## begin

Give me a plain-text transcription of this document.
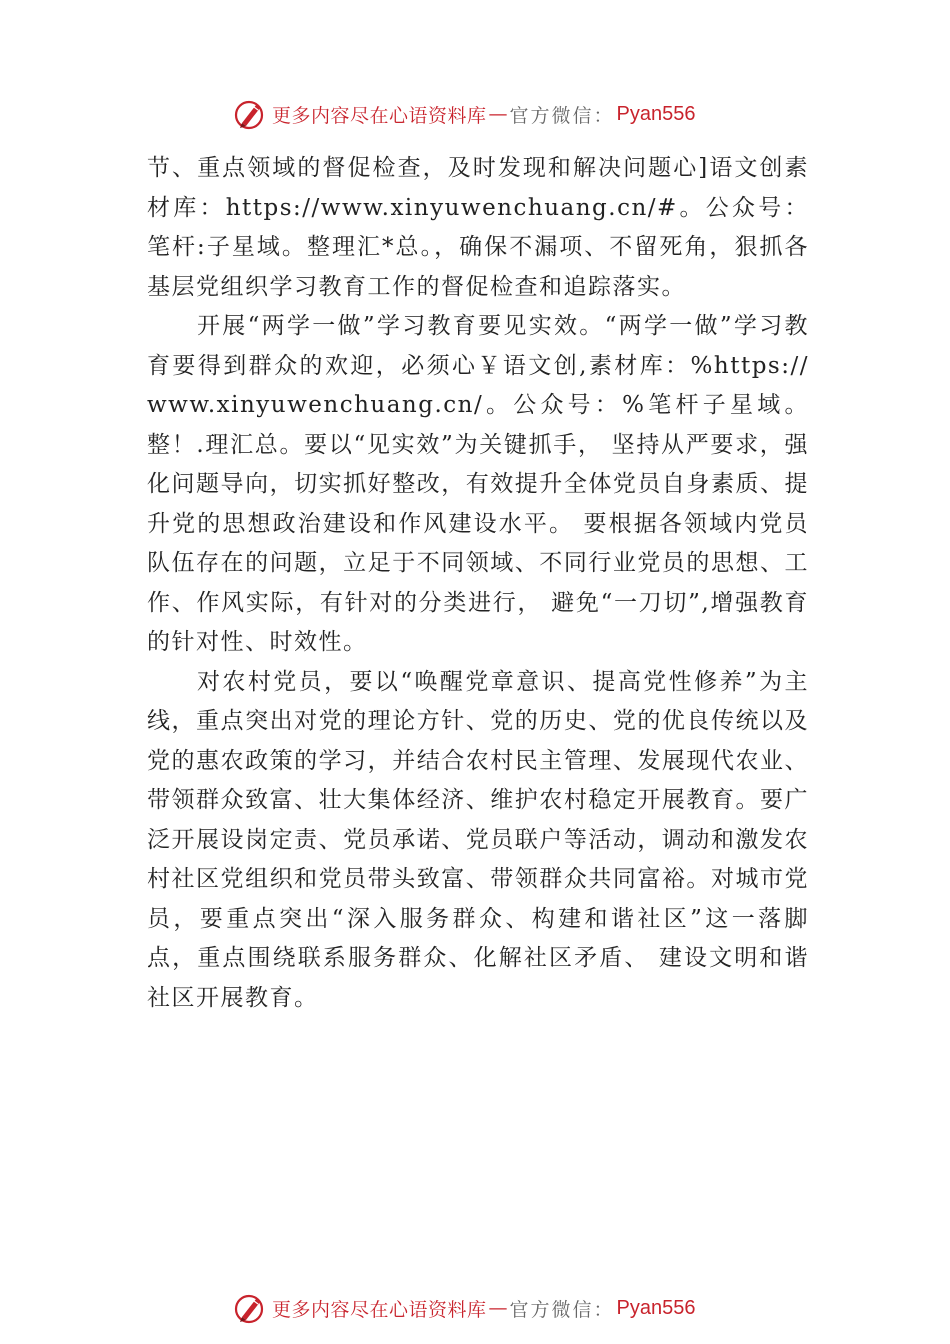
更多内容尽在心语资料库 — 官方微信： Pyan556

节、重点领域的督促检查，及时发现和解决问题心]语文创素材库：https://www.xinyuwenchuang.cn/#。公众号：笔杆:子星域。整理汇*总。，确保不漏项、不留死角，狠抓各基层党组织学习教育工作的督促检查和追踪落实。

开展“两学一做”学习教育要见实效。“两学一做”学习教育要得到群众的欢迎，必须心￥语文创,素材库：%https://www.xinyuwenchuang.cn/。公众号：%笔杆子星域。整！.理汇总。要以“见实效”为关键抓手， 坚持从严要求，强化问题导向，切实抓好整改，有效提升全体党员自身素质、提升党的思想政治建设和作风建设水平。 要根据各领域内党员队伍存在的问题，立足于不同领域、不同行业党员的思想、工作、作风实际，有针对的分类进行， 避免“一刀切”,增强教育的针对性、时效性。

对农村党员，要以“唤醒党章意识、提高党性修养”为主线，重点突出对党的理论方针、党的历史、党的优良传统以及党的惠农政策的学习，并结合农村民主管理、发展现代农业、带领群众致富、壮大集体经济、维护农村稳定开展教育。要广泛开展设岗定责、党员承诺、党员联户等活动，调动和激发农村社区党组织和党员带头致富、带领群众共同富裕。对城市党员，要重点突出“深入服务群众、构建和谐社区”这一落脚点，重点围绕联系服务群众、化解社区矛盾、 建设文明和谐社区开展教育。

更多内容尽在心语资料库 — 官方微信： Pyan556
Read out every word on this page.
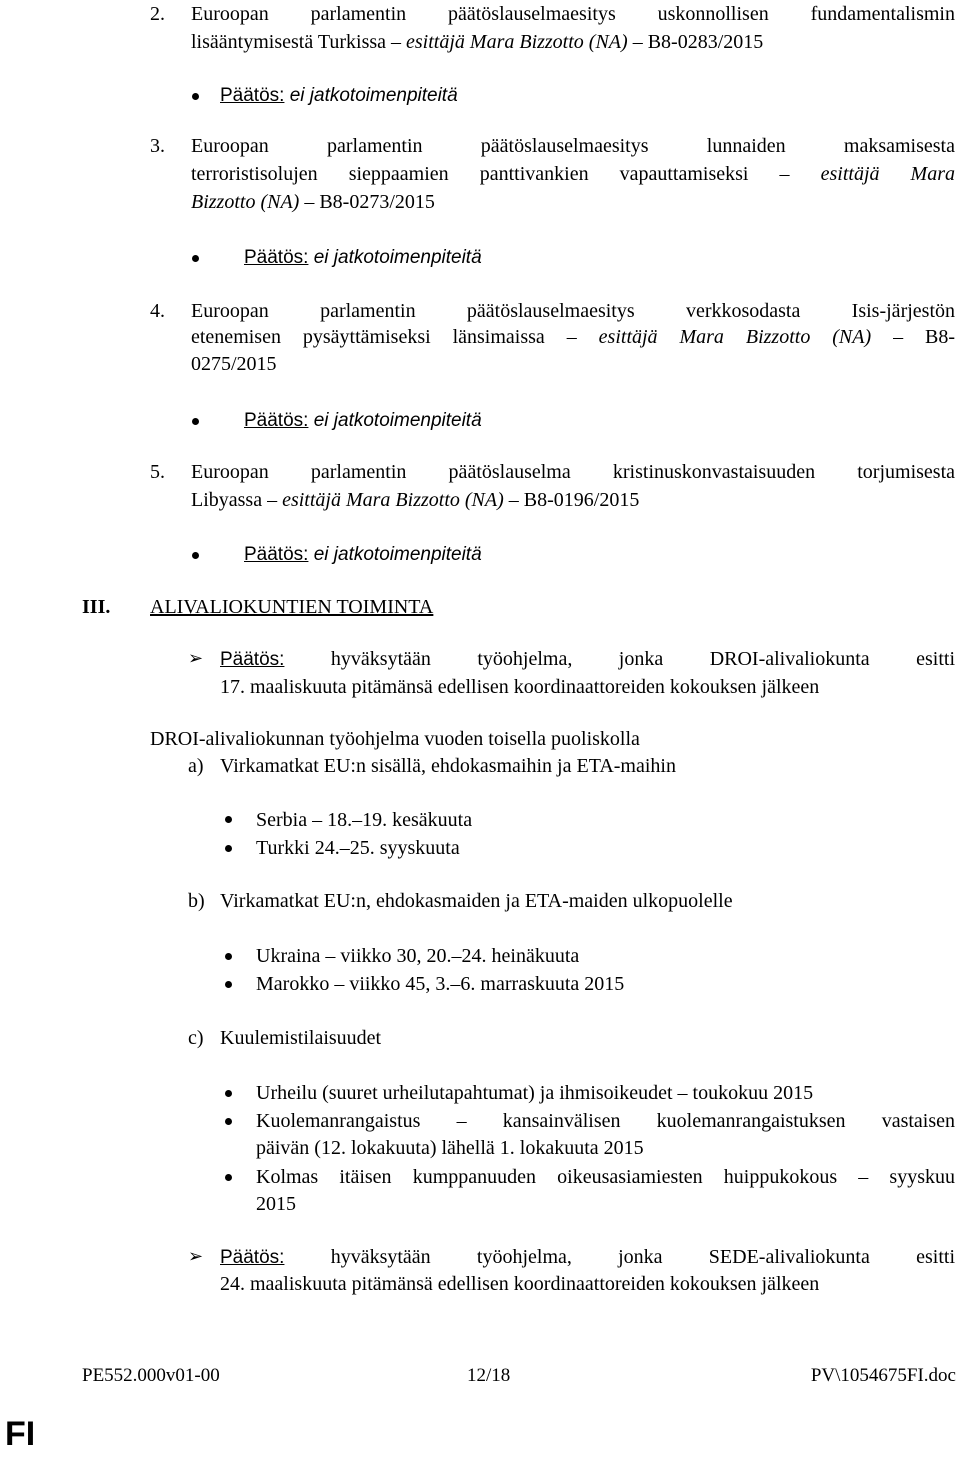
2. Euroopan parlamentin päätöslauselmaesitys uskonnollisen fundamentalismin
lisääntymisestä Turkissa – esittäjä Mara Bizzotto (NA) – B8-0283/2015
Päätös: ei jatkotoimenpiteitä
3. Euroopan parlamentin päätöslauselmaesitys lunnaiden maksamisesta
terroristisolujen sieppaamien panttivankien vapauttamiseksi – esittäjä Mara
Bizzotto (NA) – B8-0273/2015
Päätös: ei jatkotoimenpiteitä
4. Euroopan parlamentin päätöslauselmaesitys verkkosodasta Isis-järjestön
etenemisen pysäyttämiseksi länsimaissa – esittäjä Mara Bizzotto (NA) – B8-
0275/2015
Päätös: ei jatkotoimenpiteitä
5. Euroopan parlamentin päätöslauselma kristinuskonvastaisuuden torjumisesta
Libyassa – esittäjä Mara Bizzotto (NA) – B8-0196/2015
Päätös: ei jatkotoimenpiteitä
III. ALIVALIOKUNTIEN TOIMINTA
➢ Päätös: hyväksytään työohjelma, jonka DROI-alivaliokunta esitti
17. maaliskuuta pitämänsä edellisen koordinaattoreiden kokouksen jälkeen
DROI-alivaliokunnan työohjelma vuoden toisella puoliskolla
a) Virkamatkat EU:n sisällä, ehdokasmaihin ja ETA-maihin
Serbia – 18.–19. kesäkuuta
Turkki 24.–25. syyskuuta
b) Virkamatkat EU:n, ehdokasmaiden ja ETA-maiden ulkopuolelle
Ukraina – viikko 30, 20.–24. heinäkuuta
Marokko – viikko 45, 3.–6. marraskuuta 2015
c) Kuulemistilaisuudet
Urheilu (suuret urheilutapahtumat) ja ihmisoikeudet – toukokuu 2015
Kuolemanrangaistus – kansainvälisen kuolemanrangaistuksen vastaisen
päivän (12. lokakuuta) lähellä 1. lokakuuta 2015
Kolmas itäisen kumppanuuden oikeusasiamiesten huippukokous – syyskuu
2015
➢ Päätös: hyväksytään työohjelma, jonka SEDE-alivaliokunta esitti
24. maaliskuuta pitämänsä edellisen koordinaattoreiden kokouksen jälkeen
PE552.000v01-00	12/18	PV\1054675FI.doc
FI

## end

● **EXERCISE**: Show each line of the listing that holds the string "Bizzotto".

● **ANSWER TO THE TASK**:
lisääntymisestä Turkissa – esittäjä Mara Bizzotto (NA) – B8-0283/2015
Bizzotto (NA) – B8-0273/2015
etenemisen pysäyttämiseksi länsimaissa – esittäjä Mara Bizzotto (NA) – B8-
Libyassa – esittäjä Mara Bizzotto (NA) – B8-0196/2015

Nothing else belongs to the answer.